**Exercise directions**
Report how many lines contain the word "JSON"; answer with the number only.

^^^^^^^^

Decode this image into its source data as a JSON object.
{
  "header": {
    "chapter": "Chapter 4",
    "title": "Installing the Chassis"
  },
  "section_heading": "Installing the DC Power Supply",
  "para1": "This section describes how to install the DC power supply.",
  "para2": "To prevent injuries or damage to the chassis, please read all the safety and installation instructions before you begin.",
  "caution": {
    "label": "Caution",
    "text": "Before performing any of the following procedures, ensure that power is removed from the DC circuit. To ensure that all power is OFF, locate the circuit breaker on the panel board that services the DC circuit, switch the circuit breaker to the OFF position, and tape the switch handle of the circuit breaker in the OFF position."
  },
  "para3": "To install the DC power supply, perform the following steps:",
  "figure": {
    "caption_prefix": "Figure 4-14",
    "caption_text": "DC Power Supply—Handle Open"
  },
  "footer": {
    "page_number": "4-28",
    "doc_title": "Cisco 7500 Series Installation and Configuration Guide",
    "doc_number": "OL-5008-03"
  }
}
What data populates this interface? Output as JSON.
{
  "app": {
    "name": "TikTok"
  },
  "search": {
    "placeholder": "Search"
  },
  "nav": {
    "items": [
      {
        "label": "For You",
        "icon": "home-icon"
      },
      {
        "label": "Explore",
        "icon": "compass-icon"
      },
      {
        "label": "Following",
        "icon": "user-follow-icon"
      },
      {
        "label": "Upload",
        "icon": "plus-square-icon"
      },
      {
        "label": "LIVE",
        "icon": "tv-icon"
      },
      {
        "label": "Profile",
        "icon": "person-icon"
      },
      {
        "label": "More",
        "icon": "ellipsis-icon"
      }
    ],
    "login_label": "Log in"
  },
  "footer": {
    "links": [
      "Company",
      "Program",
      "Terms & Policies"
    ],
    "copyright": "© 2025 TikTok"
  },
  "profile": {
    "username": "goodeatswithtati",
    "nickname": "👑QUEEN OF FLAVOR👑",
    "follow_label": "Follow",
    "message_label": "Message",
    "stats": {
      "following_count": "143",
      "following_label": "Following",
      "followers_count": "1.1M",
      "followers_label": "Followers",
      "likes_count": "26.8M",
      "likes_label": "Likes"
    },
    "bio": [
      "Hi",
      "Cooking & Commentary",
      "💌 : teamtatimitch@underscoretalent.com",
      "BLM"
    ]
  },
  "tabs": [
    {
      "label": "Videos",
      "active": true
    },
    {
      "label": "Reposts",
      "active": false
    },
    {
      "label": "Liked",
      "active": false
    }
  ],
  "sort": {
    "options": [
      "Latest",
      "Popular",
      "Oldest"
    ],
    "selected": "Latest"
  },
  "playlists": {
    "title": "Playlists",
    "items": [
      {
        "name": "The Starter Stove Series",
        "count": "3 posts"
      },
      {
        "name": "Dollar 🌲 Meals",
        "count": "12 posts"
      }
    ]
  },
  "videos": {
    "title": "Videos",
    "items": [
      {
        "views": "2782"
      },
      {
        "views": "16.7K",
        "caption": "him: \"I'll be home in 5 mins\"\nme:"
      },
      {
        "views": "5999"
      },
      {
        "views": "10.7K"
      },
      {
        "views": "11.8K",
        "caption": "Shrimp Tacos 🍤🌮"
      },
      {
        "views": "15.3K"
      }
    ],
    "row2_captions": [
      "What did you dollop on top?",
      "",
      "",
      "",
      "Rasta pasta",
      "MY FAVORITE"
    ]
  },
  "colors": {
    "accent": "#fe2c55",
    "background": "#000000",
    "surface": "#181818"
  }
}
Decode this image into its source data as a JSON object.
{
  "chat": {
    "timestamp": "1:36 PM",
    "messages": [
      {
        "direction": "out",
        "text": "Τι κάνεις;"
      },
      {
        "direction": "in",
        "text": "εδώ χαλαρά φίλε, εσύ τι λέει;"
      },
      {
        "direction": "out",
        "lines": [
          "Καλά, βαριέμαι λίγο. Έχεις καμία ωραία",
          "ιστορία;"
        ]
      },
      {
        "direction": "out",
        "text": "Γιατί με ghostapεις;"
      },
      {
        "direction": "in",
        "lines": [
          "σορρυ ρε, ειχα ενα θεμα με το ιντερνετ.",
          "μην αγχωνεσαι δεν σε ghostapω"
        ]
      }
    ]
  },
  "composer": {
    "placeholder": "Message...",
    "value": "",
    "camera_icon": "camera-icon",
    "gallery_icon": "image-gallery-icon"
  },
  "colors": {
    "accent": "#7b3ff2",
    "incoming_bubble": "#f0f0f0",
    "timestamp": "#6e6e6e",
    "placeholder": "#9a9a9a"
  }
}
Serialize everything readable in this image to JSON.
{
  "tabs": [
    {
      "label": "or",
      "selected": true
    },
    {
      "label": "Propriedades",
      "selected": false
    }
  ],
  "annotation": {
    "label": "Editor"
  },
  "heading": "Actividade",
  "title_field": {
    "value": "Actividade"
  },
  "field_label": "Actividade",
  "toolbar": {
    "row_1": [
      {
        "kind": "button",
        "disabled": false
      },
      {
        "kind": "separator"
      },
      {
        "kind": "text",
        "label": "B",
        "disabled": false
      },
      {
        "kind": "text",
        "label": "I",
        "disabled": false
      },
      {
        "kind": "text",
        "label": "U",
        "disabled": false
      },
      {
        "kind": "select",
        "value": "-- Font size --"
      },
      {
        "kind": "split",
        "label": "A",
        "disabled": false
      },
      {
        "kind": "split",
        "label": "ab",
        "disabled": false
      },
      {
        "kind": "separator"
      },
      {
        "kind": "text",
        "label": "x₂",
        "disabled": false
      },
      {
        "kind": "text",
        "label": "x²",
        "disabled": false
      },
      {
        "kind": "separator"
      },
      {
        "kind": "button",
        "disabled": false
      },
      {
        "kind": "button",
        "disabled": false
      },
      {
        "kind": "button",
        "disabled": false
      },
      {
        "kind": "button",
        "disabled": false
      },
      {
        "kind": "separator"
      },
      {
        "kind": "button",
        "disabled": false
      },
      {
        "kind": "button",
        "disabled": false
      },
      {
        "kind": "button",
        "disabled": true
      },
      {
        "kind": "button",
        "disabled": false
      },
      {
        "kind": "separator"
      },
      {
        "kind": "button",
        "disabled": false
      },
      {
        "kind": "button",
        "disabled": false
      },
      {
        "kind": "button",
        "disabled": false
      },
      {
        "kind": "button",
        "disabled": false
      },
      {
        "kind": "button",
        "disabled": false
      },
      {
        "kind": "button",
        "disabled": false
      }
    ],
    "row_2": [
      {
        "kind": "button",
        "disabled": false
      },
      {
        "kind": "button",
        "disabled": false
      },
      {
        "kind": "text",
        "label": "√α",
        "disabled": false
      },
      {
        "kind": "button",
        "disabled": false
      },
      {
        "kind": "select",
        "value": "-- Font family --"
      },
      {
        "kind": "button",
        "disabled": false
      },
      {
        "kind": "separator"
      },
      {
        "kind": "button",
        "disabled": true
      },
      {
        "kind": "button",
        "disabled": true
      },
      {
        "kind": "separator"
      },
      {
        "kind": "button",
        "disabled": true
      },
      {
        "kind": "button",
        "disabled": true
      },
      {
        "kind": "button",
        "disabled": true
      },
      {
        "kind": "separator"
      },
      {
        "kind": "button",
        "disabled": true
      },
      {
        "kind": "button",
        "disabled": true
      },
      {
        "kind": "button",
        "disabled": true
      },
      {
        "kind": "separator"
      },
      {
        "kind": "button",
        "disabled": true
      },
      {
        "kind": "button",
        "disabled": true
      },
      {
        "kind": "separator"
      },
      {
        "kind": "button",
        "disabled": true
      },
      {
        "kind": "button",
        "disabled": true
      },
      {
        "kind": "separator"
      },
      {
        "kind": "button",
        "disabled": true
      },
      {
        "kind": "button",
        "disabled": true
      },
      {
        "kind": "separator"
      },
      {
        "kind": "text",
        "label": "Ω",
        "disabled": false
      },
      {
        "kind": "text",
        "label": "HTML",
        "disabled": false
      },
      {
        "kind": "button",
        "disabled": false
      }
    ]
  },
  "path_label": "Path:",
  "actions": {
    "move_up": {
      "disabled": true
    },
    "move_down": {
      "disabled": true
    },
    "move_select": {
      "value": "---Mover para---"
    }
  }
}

^^^^^^^^

**Answer to this problem**
4